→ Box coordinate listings
——

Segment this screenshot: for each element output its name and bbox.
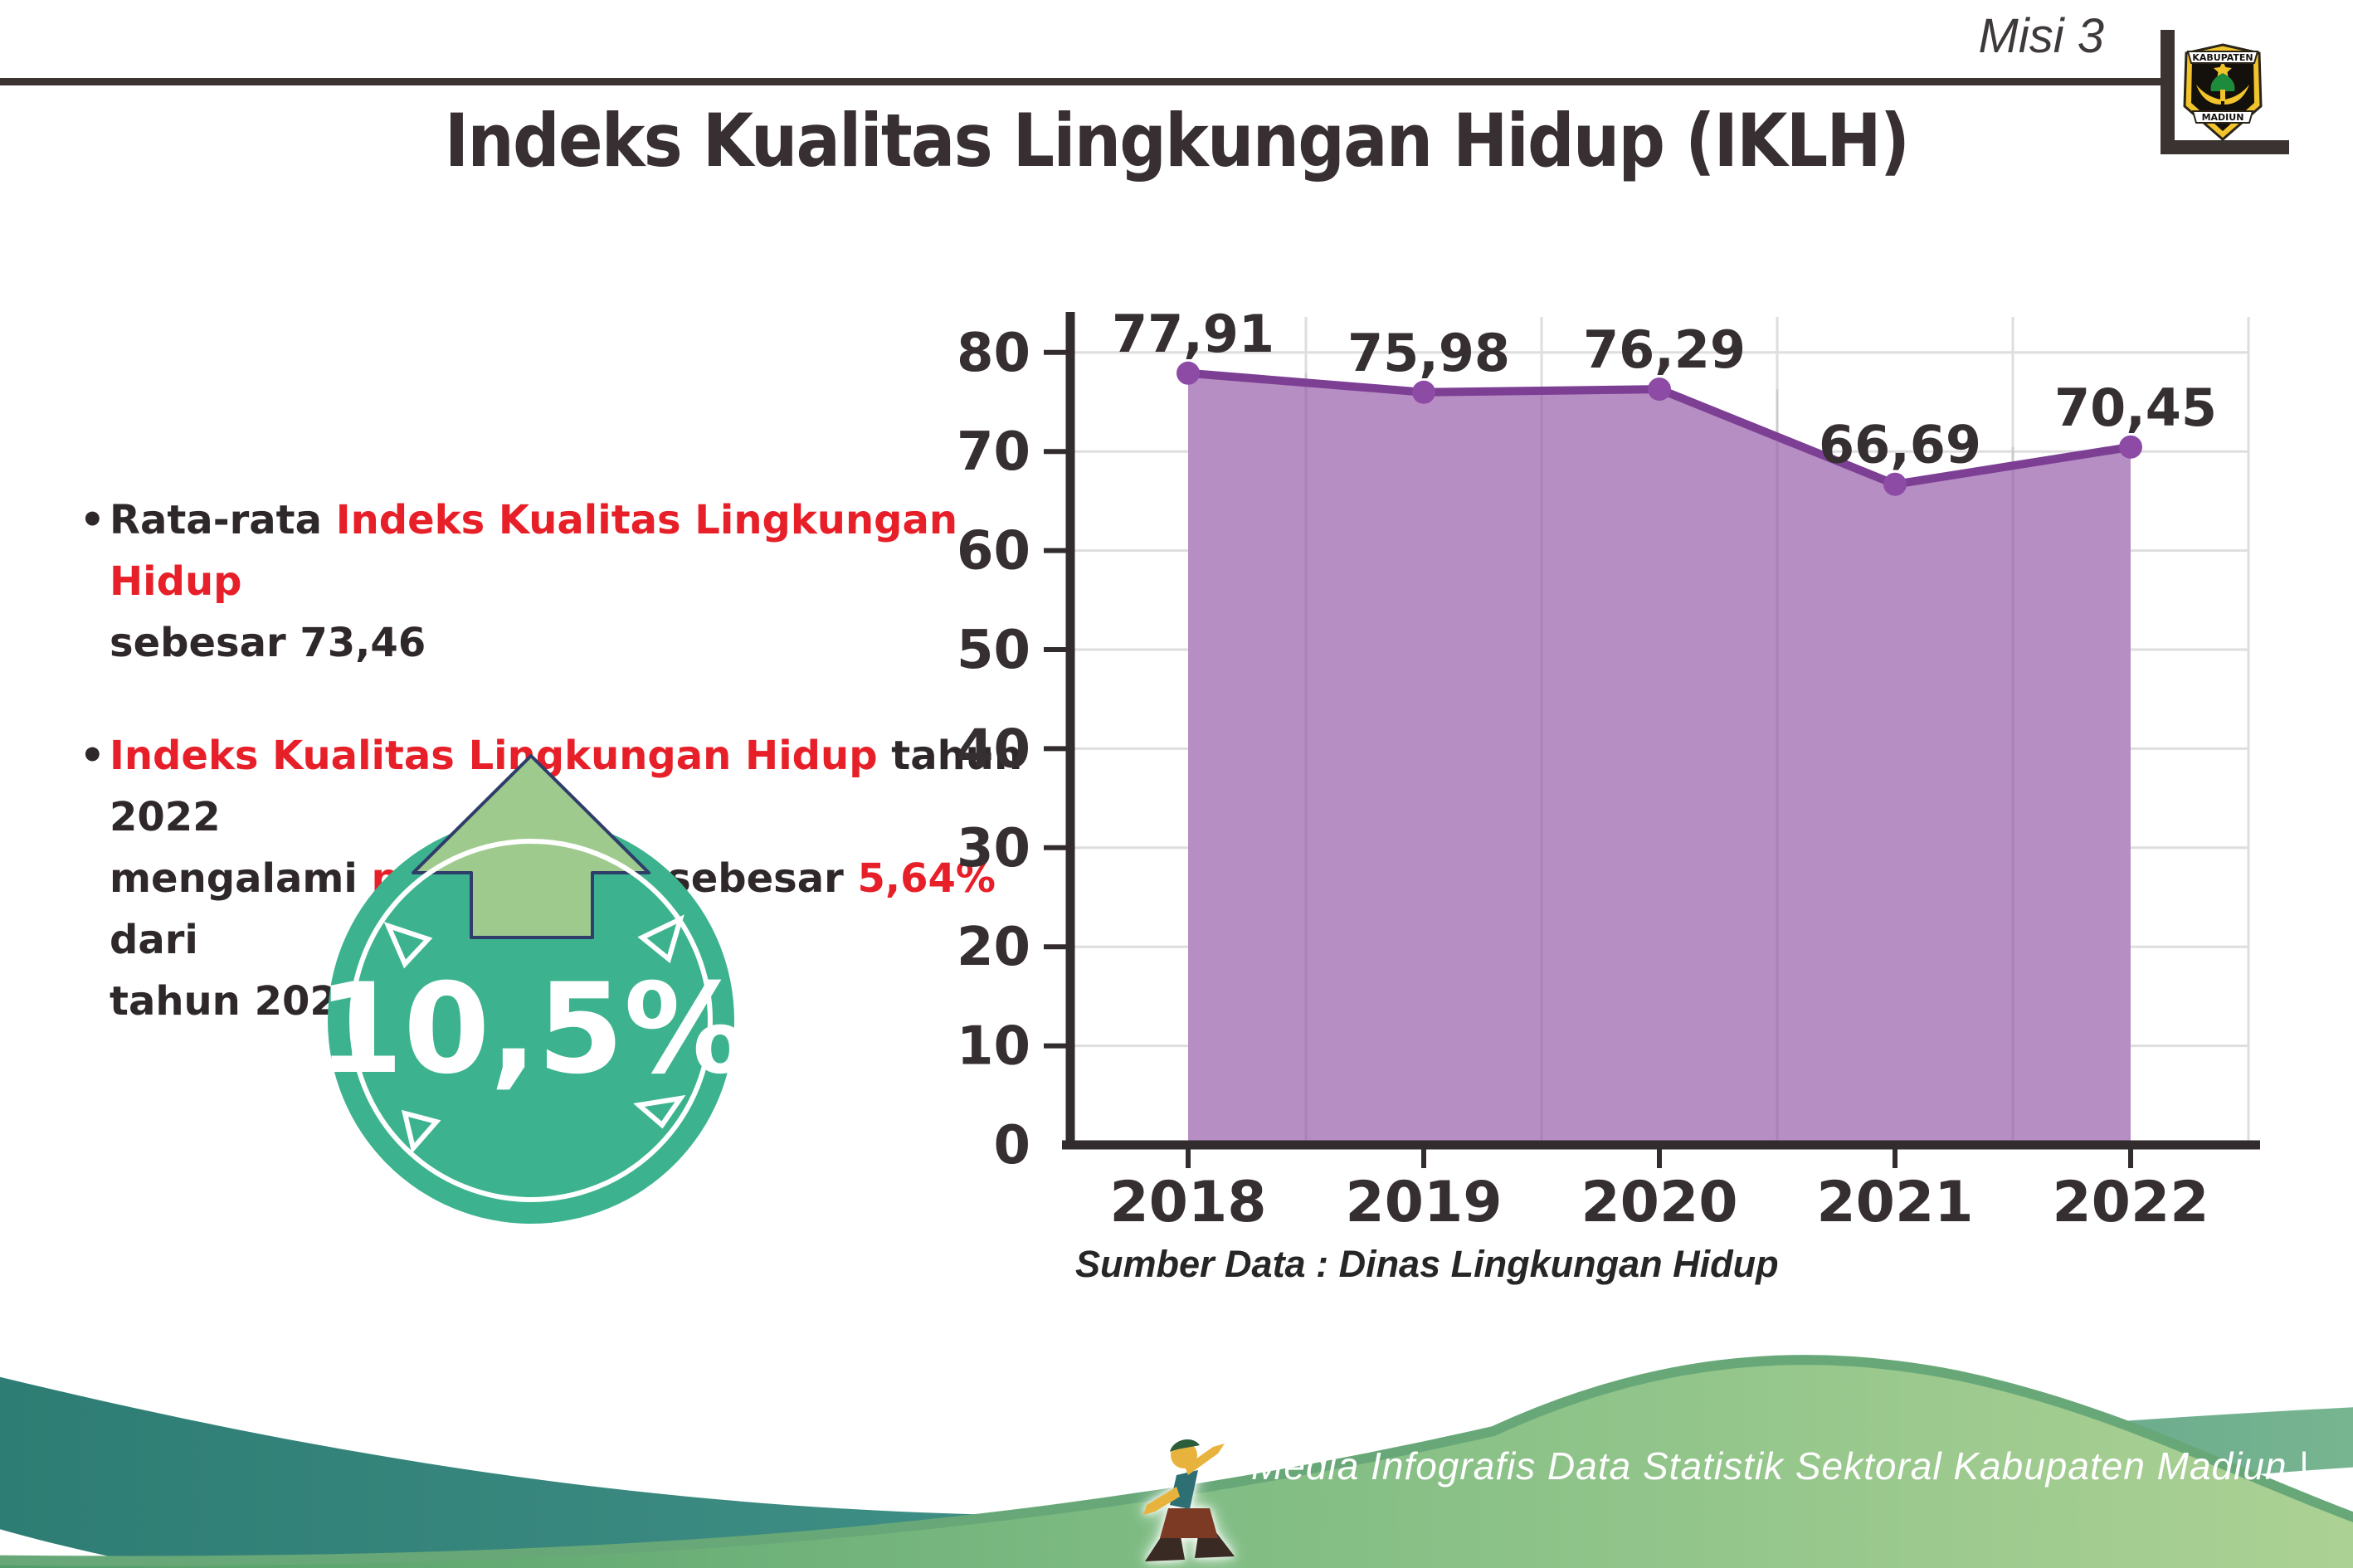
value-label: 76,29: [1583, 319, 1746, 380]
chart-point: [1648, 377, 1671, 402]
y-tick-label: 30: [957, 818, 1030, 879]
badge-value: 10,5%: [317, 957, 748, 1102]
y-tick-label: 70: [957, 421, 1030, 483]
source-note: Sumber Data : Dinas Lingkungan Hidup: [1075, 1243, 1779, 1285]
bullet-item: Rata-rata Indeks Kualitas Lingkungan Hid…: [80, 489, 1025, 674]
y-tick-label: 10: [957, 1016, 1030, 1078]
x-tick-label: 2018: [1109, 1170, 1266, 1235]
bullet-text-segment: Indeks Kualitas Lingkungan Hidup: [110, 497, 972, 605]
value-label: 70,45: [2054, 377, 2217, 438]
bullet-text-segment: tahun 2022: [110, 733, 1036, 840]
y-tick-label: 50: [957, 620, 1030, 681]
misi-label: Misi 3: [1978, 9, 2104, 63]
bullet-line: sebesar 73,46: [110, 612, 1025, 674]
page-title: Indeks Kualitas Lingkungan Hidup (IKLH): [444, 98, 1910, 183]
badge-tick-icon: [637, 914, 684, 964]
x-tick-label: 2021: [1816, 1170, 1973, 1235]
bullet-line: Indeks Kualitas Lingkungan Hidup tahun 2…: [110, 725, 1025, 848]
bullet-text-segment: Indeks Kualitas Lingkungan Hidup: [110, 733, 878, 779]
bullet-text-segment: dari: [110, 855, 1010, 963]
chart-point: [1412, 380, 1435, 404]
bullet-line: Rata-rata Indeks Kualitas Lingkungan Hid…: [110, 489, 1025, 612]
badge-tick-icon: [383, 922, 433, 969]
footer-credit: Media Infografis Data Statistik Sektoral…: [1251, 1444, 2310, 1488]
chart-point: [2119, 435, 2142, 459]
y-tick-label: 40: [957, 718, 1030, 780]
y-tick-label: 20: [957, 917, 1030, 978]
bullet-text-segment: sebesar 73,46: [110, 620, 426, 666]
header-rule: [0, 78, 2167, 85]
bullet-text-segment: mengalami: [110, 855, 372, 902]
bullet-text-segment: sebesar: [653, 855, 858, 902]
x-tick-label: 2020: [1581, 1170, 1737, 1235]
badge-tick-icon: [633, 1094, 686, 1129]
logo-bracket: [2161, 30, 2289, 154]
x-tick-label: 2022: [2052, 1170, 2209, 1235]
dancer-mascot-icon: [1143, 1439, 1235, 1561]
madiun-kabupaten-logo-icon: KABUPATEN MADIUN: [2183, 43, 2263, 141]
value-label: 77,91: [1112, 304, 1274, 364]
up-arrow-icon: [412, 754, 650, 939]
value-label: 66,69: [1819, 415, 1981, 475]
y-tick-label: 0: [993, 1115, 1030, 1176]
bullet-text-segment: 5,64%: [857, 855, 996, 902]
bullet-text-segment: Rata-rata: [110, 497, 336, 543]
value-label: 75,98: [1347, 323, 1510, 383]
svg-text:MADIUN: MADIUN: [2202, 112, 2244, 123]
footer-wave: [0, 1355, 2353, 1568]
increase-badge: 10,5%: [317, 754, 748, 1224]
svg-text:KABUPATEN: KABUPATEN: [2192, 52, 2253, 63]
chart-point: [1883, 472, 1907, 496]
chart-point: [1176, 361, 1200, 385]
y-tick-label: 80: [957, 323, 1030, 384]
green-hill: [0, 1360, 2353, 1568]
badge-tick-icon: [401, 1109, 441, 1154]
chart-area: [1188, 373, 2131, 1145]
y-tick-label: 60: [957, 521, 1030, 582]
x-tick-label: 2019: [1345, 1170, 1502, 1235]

——

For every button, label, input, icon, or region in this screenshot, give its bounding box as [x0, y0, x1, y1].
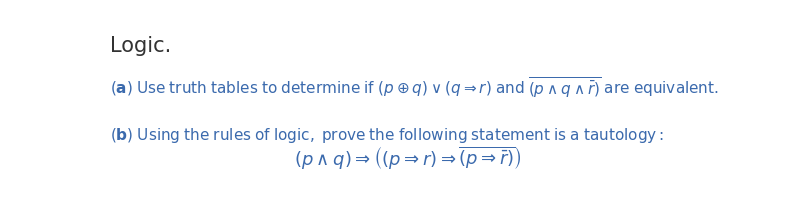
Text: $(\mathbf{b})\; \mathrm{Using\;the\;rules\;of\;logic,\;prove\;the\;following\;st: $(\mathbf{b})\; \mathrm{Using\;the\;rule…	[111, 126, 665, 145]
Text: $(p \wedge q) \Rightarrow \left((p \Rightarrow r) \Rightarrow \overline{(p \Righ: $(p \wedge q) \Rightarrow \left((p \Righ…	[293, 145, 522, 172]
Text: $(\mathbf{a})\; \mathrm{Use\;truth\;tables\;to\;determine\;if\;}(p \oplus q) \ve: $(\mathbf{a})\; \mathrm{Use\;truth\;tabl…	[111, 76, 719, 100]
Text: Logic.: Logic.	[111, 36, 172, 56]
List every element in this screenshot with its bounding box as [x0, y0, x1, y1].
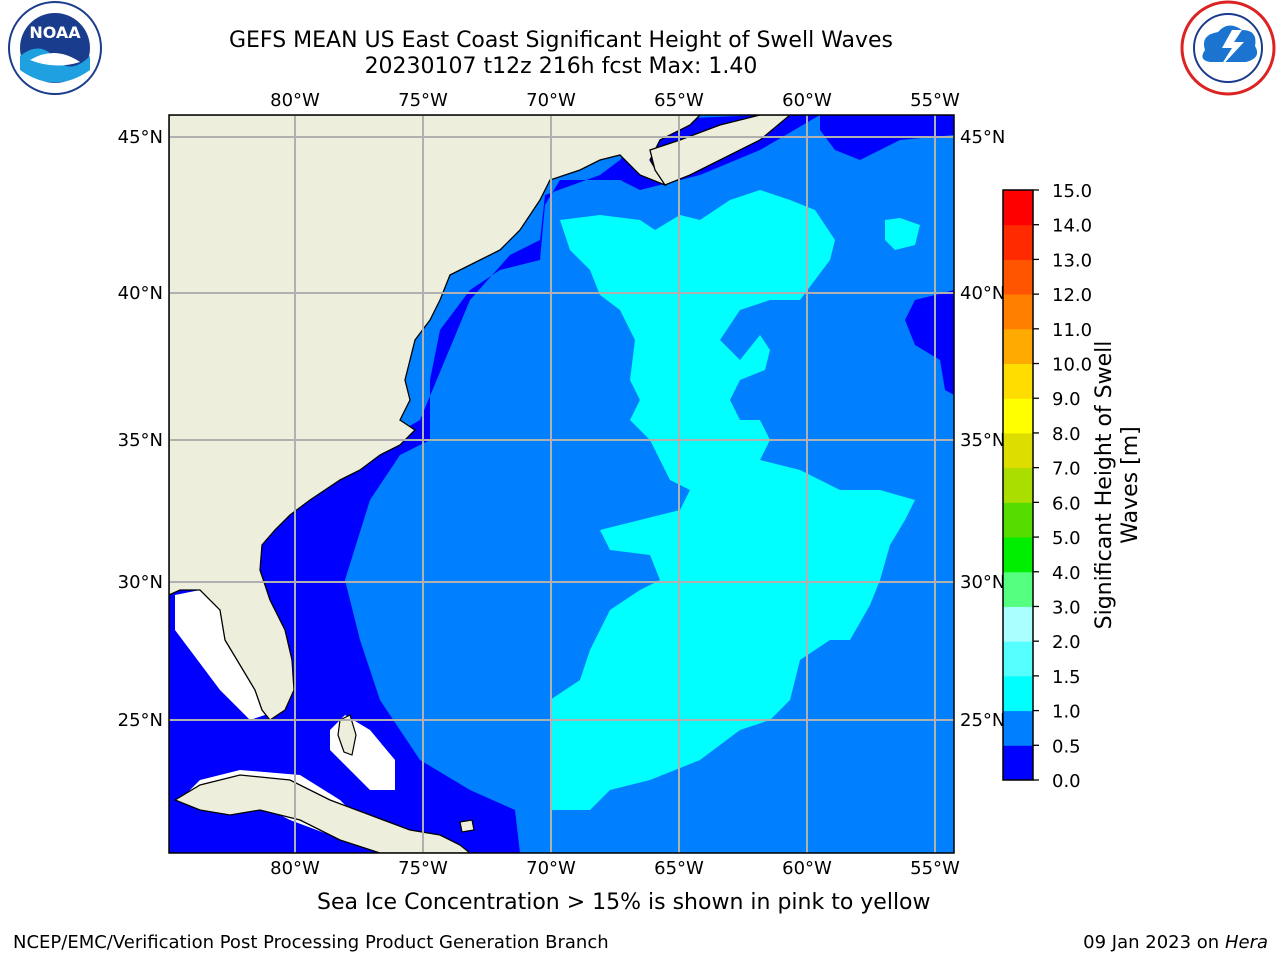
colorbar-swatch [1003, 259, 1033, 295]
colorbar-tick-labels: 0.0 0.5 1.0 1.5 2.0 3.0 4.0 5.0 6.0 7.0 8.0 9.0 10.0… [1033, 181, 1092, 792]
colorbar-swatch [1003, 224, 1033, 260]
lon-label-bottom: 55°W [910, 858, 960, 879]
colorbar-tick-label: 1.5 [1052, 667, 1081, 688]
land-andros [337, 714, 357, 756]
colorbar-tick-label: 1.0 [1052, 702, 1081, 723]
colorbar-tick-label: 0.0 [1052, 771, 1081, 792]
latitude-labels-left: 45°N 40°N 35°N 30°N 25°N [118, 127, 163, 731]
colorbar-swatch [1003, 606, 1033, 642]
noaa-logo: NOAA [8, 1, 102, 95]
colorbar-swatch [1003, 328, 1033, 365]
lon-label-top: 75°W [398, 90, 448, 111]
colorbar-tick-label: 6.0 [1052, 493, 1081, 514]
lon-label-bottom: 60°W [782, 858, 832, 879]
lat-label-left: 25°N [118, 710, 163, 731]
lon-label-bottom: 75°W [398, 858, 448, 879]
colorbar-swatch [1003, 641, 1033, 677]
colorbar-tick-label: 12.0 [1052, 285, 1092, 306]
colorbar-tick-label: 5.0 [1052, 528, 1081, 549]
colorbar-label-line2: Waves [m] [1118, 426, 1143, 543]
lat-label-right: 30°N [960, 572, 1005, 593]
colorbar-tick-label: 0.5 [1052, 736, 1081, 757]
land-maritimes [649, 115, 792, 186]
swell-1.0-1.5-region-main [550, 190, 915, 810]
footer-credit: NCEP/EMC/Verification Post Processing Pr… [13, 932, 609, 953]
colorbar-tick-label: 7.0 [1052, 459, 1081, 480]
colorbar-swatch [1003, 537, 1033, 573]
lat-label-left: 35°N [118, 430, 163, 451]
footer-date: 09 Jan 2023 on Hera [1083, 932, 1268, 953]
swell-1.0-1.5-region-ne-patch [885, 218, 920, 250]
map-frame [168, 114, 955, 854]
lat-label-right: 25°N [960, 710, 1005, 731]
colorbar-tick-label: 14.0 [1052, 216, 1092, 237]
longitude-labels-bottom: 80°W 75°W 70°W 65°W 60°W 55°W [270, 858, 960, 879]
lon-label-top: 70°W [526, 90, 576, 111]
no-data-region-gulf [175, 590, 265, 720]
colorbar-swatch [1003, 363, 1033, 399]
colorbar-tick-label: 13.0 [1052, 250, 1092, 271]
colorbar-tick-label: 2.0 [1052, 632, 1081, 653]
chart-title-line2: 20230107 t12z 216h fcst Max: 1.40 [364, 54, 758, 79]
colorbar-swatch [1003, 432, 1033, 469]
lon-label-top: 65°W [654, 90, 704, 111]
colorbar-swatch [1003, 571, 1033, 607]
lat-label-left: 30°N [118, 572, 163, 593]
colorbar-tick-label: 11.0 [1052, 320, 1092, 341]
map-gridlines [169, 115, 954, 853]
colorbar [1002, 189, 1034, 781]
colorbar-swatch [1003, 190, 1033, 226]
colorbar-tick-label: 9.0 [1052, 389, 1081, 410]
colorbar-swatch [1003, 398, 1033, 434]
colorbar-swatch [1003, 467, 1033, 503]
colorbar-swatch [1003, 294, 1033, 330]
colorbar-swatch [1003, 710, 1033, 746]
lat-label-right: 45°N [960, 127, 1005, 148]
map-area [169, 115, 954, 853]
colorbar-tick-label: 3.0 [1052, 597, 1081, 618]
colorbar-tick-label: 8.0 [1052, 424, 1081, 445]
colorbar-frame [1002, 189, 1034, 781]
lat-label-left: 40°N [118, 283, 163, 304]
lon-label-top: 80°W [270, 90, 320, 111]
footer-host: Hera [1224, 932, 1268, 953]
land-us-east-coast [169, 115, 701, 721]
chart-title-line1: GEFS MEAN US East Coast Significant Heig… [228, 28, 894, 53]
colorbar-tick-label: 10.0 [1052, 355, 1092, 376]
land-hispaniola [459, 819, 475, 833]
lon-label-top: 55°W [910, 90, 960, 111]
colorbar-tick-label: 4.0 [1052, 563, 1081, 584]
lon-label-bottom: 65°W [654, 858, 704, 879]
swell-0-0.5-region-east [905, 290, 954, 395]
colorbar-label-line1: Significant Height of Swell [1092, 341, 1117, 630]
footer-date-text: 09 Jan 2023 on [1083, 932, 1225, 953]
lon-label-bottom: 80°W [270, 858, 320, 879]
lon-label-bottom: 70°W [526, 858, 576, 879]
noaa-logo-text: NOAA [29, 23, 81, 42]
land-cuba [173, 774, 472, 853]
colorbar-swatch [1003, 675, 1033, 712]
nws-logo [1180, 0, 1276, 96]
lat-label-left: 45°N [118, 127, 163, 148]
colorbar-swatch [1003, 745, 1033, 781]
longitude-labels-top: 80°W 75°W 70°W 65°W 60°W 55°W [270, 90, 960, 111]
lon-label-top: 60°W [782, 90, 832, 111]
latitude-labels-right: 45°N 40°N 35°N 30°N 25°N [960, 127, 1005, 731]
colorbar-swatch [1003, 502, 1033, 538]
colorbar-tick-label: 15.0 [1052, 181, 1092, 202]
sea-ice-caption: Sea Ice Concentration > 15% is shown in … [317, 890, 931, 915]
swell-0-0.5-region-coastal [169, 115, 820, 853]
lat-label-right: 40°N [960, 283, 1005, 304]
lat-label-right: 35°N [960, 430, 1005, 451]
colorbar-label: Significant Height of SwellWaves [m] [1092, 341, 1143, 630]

——

Return the lines of the records above from the line with "126, 665, 145]" to the line with "List every element", both included, reproduced without any change.

→ OUTPUT BELOW
Text: $(\mathbf{b})\; \mathrm{Using\;the\;rules\;of\;logic,\;prove\;the\;following\;st: $(\mathbf{b})\; \mathrm{Using\;the\;rule…	[111, 126, 665, 145]
Text: $(p \wedge q) \Rightarrow \left((p \Rightarrow r) \Rightarrow \overline{(p \Righ: $(p \wedge q) \Rightarrow \left((p \Righ…	[293, 145, 522, 172]
Text: $(\mathbf{a})\; \mathrm{Use\;truth\;tables\;to\;determine\;if\;}(p \oplus q) \ve: $(\mathbf{a})\; \mathrm{Use\;truth\;tabl…	[111, 76, 719, 100]
Text: Logic.: Logic.	[111, 36, 172, 56]
List every element in this screenshot with its bounding box as [x0, y0, x1, y1].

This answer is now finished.